INSTRUCTION: List all lines in the material below that contain "يدخل".

---------- EXCERPTED RECORDS ----------

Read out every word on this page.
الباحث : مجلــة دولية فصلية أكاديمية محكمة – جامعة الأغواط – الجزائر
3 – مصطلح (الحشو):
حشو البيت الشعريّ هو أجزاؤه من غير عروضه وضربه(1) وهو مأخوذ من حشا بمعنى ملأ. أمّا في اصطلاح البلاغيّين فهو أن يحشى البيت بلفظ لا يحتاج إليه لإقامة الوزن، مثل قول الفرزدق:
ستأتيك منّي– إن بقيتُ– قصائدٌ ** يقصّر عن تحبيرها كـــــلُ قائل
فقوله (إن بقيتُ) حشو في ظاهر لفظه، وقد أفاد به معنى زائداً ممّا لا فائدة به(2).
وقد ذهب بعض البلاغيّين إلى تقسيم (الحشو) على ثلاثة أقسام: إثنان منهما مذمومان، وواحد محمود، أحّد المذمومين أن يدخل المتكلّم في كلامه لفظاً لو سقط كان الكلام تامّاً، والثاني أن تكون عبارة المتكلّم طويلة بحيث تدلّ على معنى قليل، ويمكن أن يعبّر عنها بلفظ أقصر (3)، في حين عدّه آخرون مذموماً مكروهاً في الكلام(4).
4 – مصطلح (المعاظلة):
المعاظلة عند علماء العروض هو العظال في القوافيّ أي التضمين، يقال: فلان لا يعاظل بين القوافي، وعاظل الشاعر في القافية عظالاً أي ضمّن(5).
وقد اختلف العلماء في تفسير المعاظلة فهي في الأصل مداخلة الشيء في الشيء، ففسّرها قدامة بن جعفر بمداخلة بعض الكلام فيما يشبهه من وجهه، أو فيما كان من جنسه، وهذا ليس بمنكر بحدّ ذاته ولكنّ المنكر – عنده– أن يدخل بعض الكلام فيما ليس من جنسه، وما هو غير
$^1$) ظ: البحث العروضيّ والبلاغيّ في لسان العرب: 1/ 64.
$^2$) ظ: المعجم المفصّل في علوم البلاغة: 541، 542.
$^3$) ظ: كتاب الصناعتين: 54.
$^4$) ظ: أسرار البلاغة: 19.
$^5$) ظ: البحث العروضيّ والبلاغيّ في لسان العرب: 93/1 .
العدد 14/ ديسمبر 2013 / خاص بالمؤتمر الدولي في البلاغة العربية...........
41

----------

RESULT OF THE TASK:
وقد ذهب بعض البلاغيّين إلى تقسيم (الحشو) على ثلاثة أقسام: إثنان منهما مذمومان، وواحد محمود، أحّد المذمومين أن يدخل المتكلّم في كلامه لفظاً لو سقط كان الكلام تامّاً، والثاني أن تكون عبارة المتكلّم طويلة بحيث تدلّ على معنى قليل، ويمكن أن يعبّر عنها بلفظ أقصر (3)، في حين عدّه آخرون مذموماً مكروهاً في الكلام(4).
وقد اختلف العلماء في تفسير المعاظلة فهي في الأصل مداخلة الشيء في الشيء، ففسّرها قدامة بن جعفر بمداخلة بعض الكلام فيما يشبهه من وجهه، أو فيما كان من جنسه، وهذا ليس بمنكر بحدّ ذاته ولكنّ المنكر – عنده– أن يدخل بعض الكلام فيما ليس من جنسه، وما هو غير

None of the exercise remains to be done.